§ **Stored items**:
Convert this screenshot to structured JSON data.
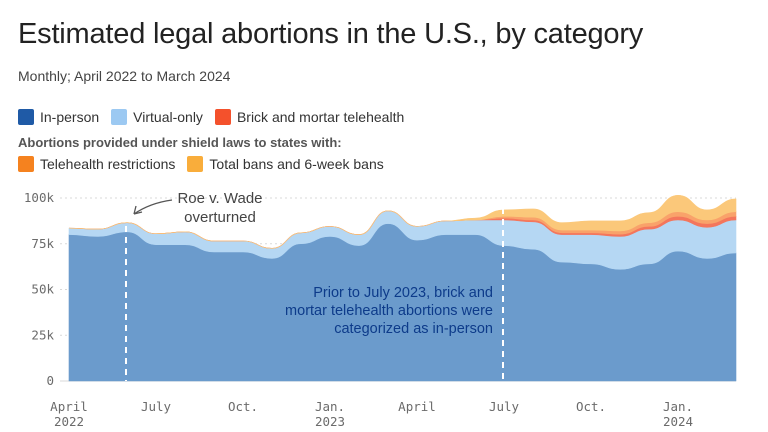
{
  "header": {
    "title": "Estimated legal abortions in the U.S., by category",
    "subtitle": "Monthly; April 2022 to March 2024"
  },
  "legend": {
    "items": [
      {
        "label": "In-person",
        "color": "#1f5aa6"
      },
      {
        "label": "Virtual-only",
        "color": "#9cc9f2"
      },
      {
        "label": "Brick and mortar telehealth",
        "color": "#f4512c"
      }
    ],
    "shield_heading": "Abortions provided under shield laws to states with:",
    "shield_items": [
      {
        "label": "Telehealth restrictions",
        "color": "#f5821f"
      },
      {
        "label": "Total bans and 6-week bans",
        "color": "#f9ad3b"
      }
    ]
  },
  "annotations": {
    "roe": [
      "Roe v. Wade",
      "overturned"
    ],
    "prior": [
      "Prior to July 2023, brick and",
      "mortar telehealth abortions were",
      "categorized as in-person"
    ]
  },
  "chart_data": {
    "type": "area",
    "stacked": true,
    "title": "Estimated legal abortions in the U.S., by category",
    "x_labels": [
      "April\n2022",
      "July",
      "Oct.",
      "Jan.\n2023",
      "April",
      "July",
      "Oct.",
      "Jan.\n2024"
    ],
    "y_ticks": [
      "0",
      "25k",
      "50k",
      "75k",
      "100k"
    ],
    "ylim": [
      0,
      100000
    ],
    "categories": [
      "2022-04",
      "2022-05",
      "2022-06",
      "2022-07",
      "2022-08",
      "2022-09",
      "2022-10",
      "2022-11",
      "2022-12",
      "2023-01",
      "2023-02",
      "2023-03",
      "2023-04",
      "2023-05",
      "2023-06",
      "2023-07",
      "2023-08",
      "2023-09",
      "2023-10",
      "2023-11",
      "2023-12",
      "2024-01",
      "2024-02",
      "2024-03"
    ],
    "series": [
      {
        "name": "In-person",
        "color": "#6b9bcc",
        "values": [
          80000,
          79000,
          81500,
          74500,
          74500,
          70500,
          70500,
          67000,
          75000,
          79000,
          74000,
          86000,
          77000,
          80000,
          80000,
          74000,
          72000,
          65000,
          64000,
          61000,
          64000,
          71000,
          67000,
          70000
        ]
      },
      {
        "name": "Virtual-only",
        "color": "#b5d7f3",
        "values": [
          3500,
          4000,
          5000,
          6000,
          7000,
          6000,
          6000,
          5500,
          6000,
          5500,
          6000,
          7000,
          7500,
          7500,
          8000,
          14000,
          15000,
          15000,
          16000,
          18000,
          19000,
          17000,
          17000,
          18000
        ]
      },
      {
        "name": "Brick and mortar telehealth",
        "color": "#f4765c",
        "values": [
          0,
          0,
          0,
          0,
          0,
          0,
          0,
          0,
          0,
          0,
          0,
          0,
          0,
          0,
          0,
          1000,
          1000,
          1000,
          1000,
          1200,
          1500,
          2000,
          2000,
          2000
        ]
      },
      {
        "name": "Telehealth restrictions",
        "color": "#f9a26a",
        "values": [
          0,
          0,
          0,
          0,
          0,
          0,
          0,
          0,
          0,
          0,
          0,
          0,
          0,
          0,
          0,
          1000,
          1500,
          1500,
          1500,
          1800,
          2000,
          2500,
          2000,
          2500
        ]
      },
      {
        "name": "Total bans and 6-week bans",
        "color": "#fbc87a",
        "values": [
          0,
          0,
          0,
          0,
          0,
          0,
          0,
          0,
          0,
          0,
          0,
          0,
          0,
          0,
          1000,
          3500,
          4500,
          4000,
          5000,
          5500,
          5500,
          9000,
          5500,
          7000
        ]
      }
    ],
    "markers": [
      {
        "label": "Roe v. Wade overturned",
        "x": "2022-06"
      },
      {
        "label": "Prior to July 2023",
        "x": "2023-07"
      }
    ]
  }
}
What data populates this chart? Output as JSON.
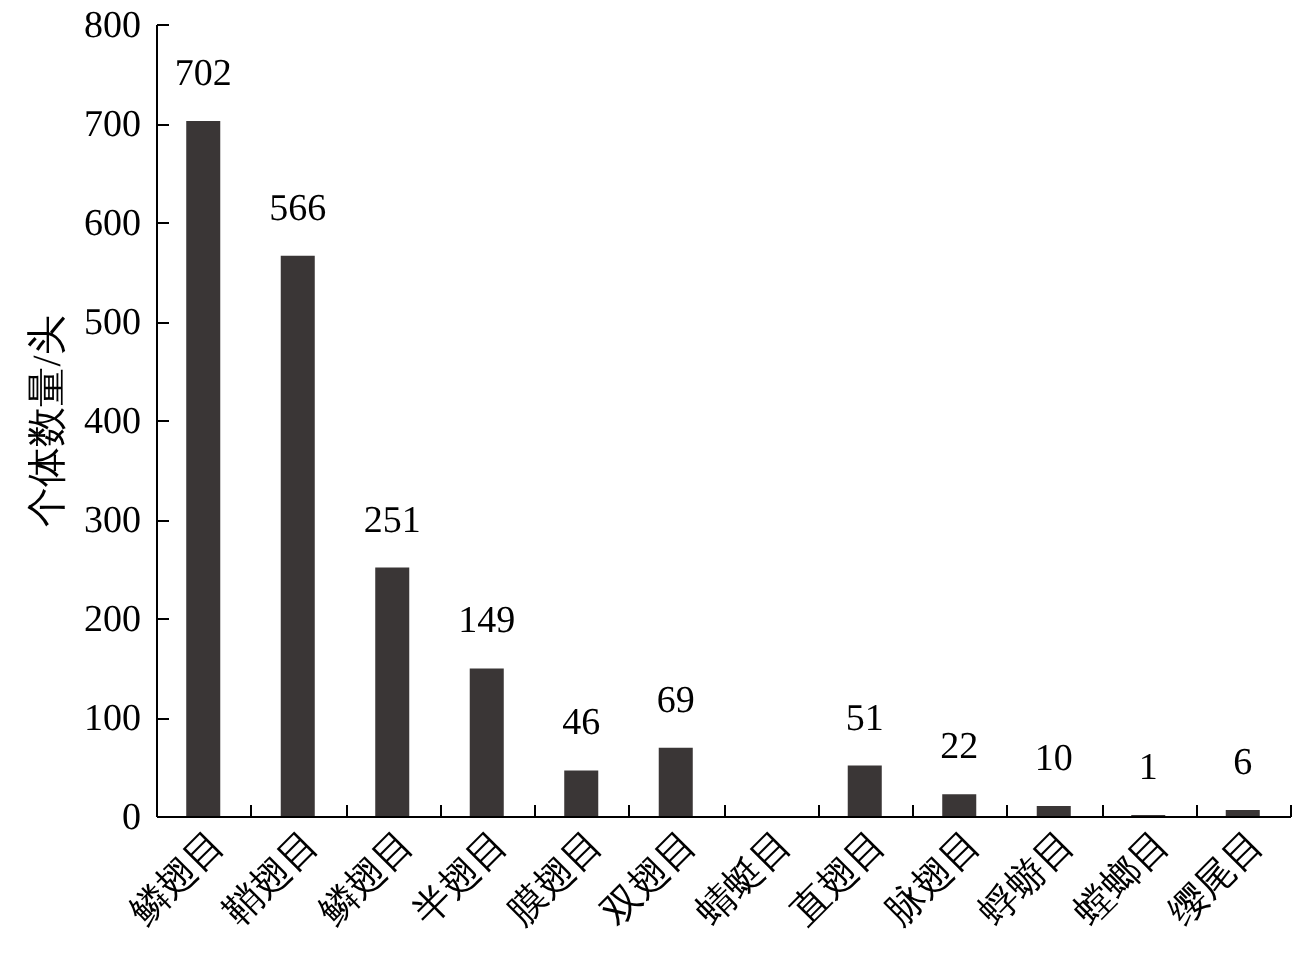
{
  "chart_data": {
    "type": "bar",
    "ylabel": "个体数量/头",
    "categories": [
      "鳞翅目",
      "鞘翅目",
      "鳞翅目",
      "半翅目",
      "膜翅目",
      "双翅目",
      "蜻蜓目",
      "直翅目",
      "脉翅目",
      "蜉蝣目",
      "螳螂目",
      "缨尾目"
    ],
    "values": [
      702,
      566,
      251,
      149,
      46,
      69,
      null,
      51,
      22,
      10,
      1,
      6
    ],
    "color": "#3a3636",
    "ylim": [
      0,
      800
    ],
    "yticks": [
      0,
      100,
      200,
      300,
      400,
      500,
      600,
      700,
      800
    ],
    "data_labels": true,
    "grid": false
  }
}
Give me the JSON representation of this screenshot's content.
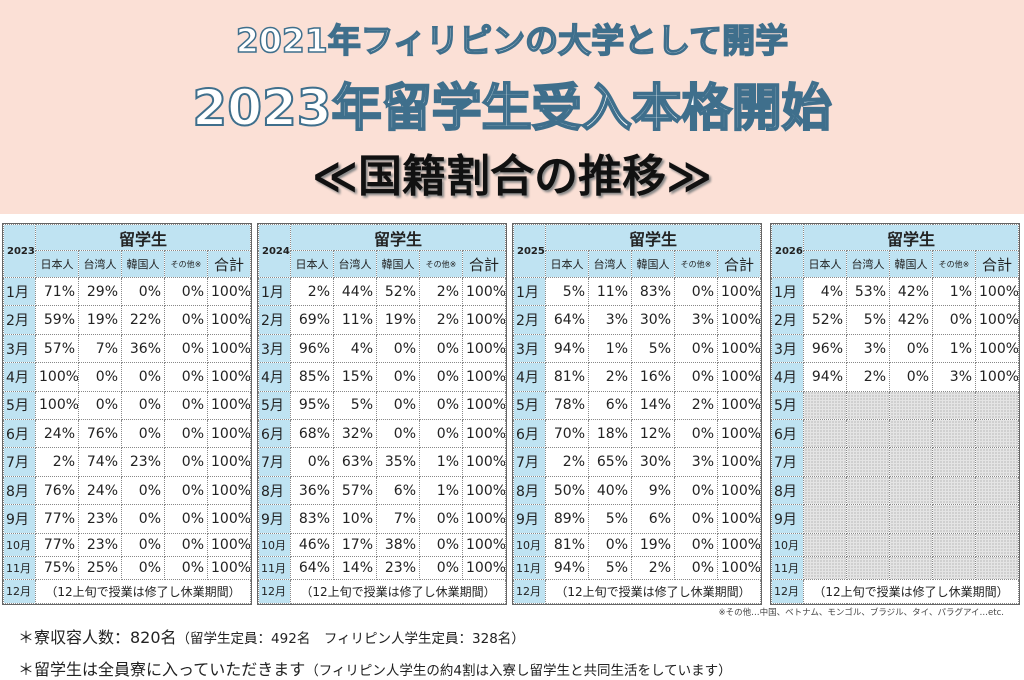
{
  "header": {
    "title_line1": "2021年フィリピンの大学として開学",
    "title_line2": "2023年留学生受入本格開始",
    "title_line3": "≪国籍割合の推移≫"
  },
  "table_labels": {
    "group": "留学生",
    "columns": [
      "日本人",
      "台湾人",
      "韓国人",
      "その他※",
      "合計"
    ],
    "months": [
      "1月",
      "2月",
      "3月",
      "4月",
      "5月",
      "6月",
      "7月",
      "8月",
      "9月",
      "10月",
      "11月",
      "12月"
    ],
    "december_note": "（12上旬で授業は修了し休業期間）"
  },
  "tables": [
    {
      "year": "2023",
      "rows": [
        [
          "71%",
          "29%",
          "0%",
          "0%",
          "100%"
        ],
        [
          "59%",
          "19%",
          "22%",
          "0%",
          "100%"
        ],
        [
          "57%",
          "7%",
          "36%",
          "0%",
          "100%"
        ],
        [
          "100%",
          "0%",
          "0%",
          "0%",
          "100%"
        ],
        [
          "100%",
          "0%",
          "0%",
          "0%",
          "100%"
        ],
        [
          "24%",
          "76%",
          "0%",
          "0%",
          "100%"
        ],
        [
          "2%",
          "74%",
          "23%",
          "0%",
          "100%"
        ],
        [
          "76%",
          "24%",
          "0%",
          "0%",
          "100%"
        ],
        [
          "77%",
          "23%",
          "0%",
          "0%",
          "100%"
        ],
        [
          "77%",
          "23%",
          "0%",
          "0%",
          "100%"
        ],
        [
          "75%",
          "25%",
          "0%",
          "0%",
          "100%"
        ]
      ]
    },
    {
      "year": "2024",
      "rows": [
        [
          "2%",
          "44%",
          "52%",
          "2%",
          "100%"
        ],
        [
          "69%",
          "11%",
          "19%",
          "2%",
          "100%"
        ],
        [
          "96%",
          "4%",
          "0%",
          "0%",
          "100%"
        ],
        [
          "85%",
          "15%",
          "0%",
          "0%",
          "100%"
        ],
        [
          "95%",
          "5%",
          "0%",
          "0%",
          "100%"
        ],
        [
          "68%",
          "32%",
          "0%",
          "0%",
          "100%"
        ],
        [
          "0%",
          "63%",
          "35%",
          "1%",
          "100%"
        ],
        [
          "36%",
          "57%",
          "6%",
          "1%",
          "100%"
        ],
        [
          "83%",
          "10%",
          "7%",
          "0%",
          "100%"
        ],
        [
          "46%",
          "17%",
          "38%",
          "0%",
          "100%"
        ],
        [
          "64%",
          "14%",
          "23%",
          "0%",
          "100%"
        ]
      ]
    },
    {
      "year": "2025",
      "rows": [
        [
          "5%",
          "11%",
          "83%",
          "0%",
          "100%"
        ],
        [
          "64%",
          "3%",
          "30%",
          "3%",
          "100%"
        ],
        [
          "94%",
          "1%",
          "5%",
          "0%",
          "100%"
        ],
        [
          "81%",
          "2%",
          "16%",
          "0%",
          "100%"
        ],
        [
          "78%",
          "6%",
          "14%",
          "2%",
          "100%"
        ],
        [
          "70%",
          "18%",
          "12%",
          "0%",
          "100%"
        ],
        [
          "2%",
          "65%",
          "30%",
          "3%",
          "100%"
        ],
        [
          "50%",
          "40%",
          "9%",
          "0%",
          "100%"
        ],
        [
          "89%",
          "5%",
          "6%",
          "0%",
          "100%"
        ],
        [
          "81%",
          "0%",
          "19%",
          "0%",
          "100%"
        ],
        [
          "94%",
          "5%",
          "2%",
          "0%",
          "100%"
        ]
      ]
    },
    {
      "year": "2026",
      "rows": [
        [
          "4%",
          "53%",
          "42%",
          "1%",
          "100%"
        ],
        [
          "52%",
          "5%",
          "42%",
          "0%",
          "100%"
        ],
        [
          "96%",
          "3%",
          "0%",
          "1%",
          "100%"
        ],
        [
          "94%",
          "2%",
          "0%",
          "3%",
          "100%"
        ],
        null,
        null,
        null,
        null,
        null,
        null,
        null
      ]
    }
  ],
  "footnote": "※その他…中国、ベトナム、モンゴル、ブラジル、タイ、パラグアイ…etc.",
  "notes": {
    "line1_main": "＊寮収容人数：820名",
    "line1_sub": "（留学生定員：492名　フィリピン人学生定員：328名）",
    "line2_main": "＊留学生は全員寮に入っていただきます",
    "line2_sub": "（フィリピン人学生の約4割は入寮し留学生と共同生活をしています）"
  }
}
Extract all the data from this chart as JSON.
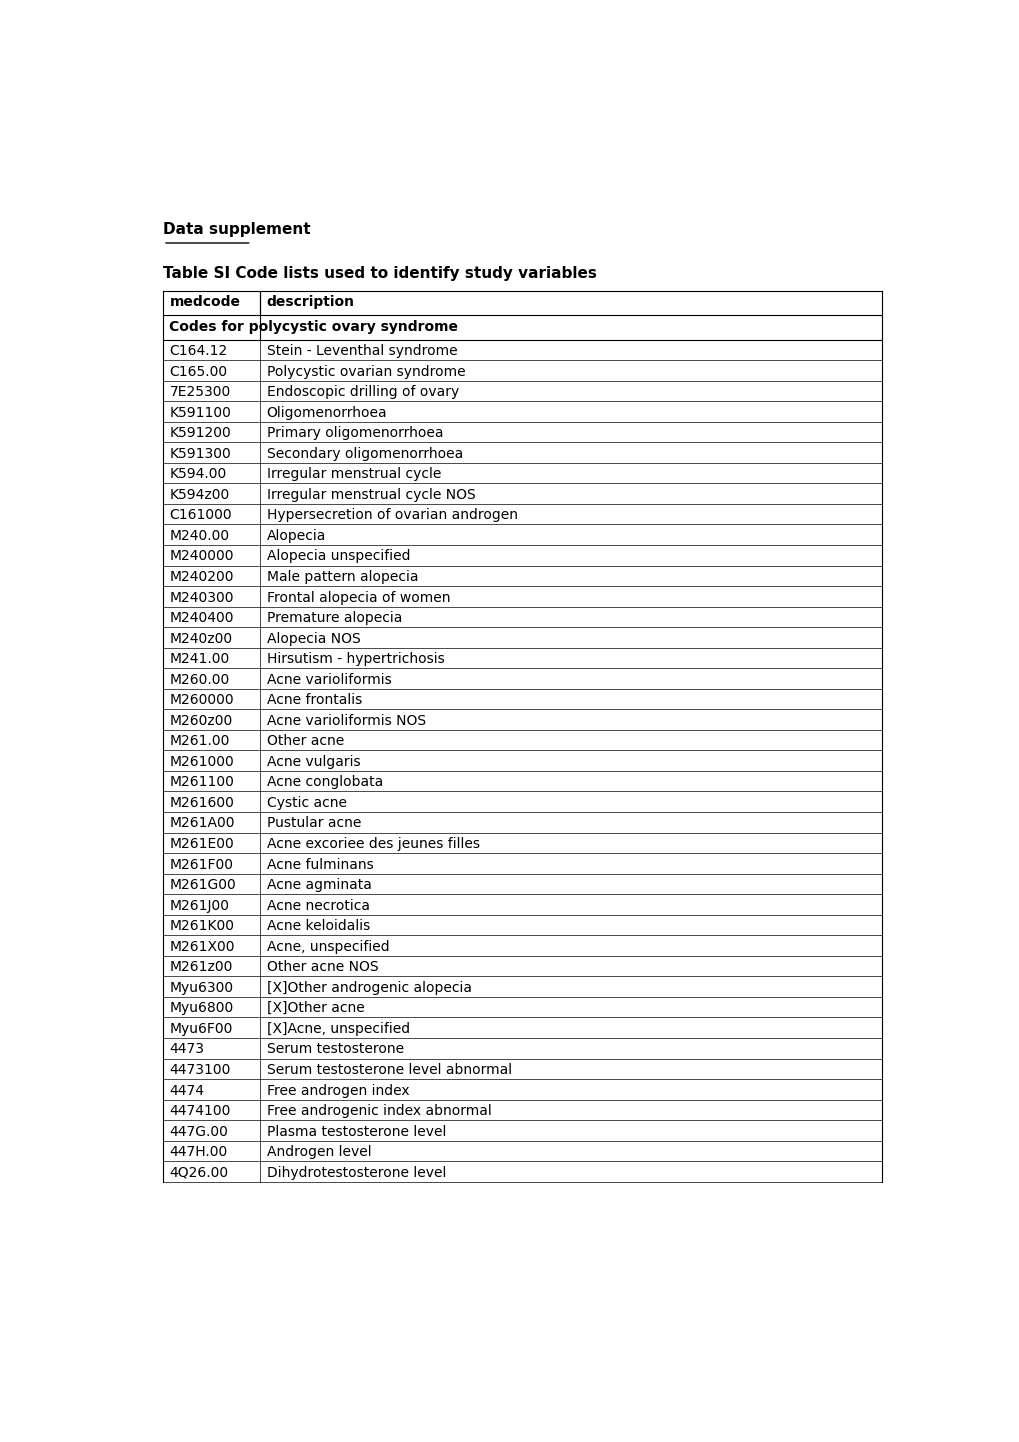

§ **Problem requirements**:
Isolate each line of the listing above that includes "mortar". Copy it.

§ **Finished answer**:
        "label": "Brick and mortar telehealth",
      "mortar telehealth abortions were",
        "name": "Brick and mortar telehealth",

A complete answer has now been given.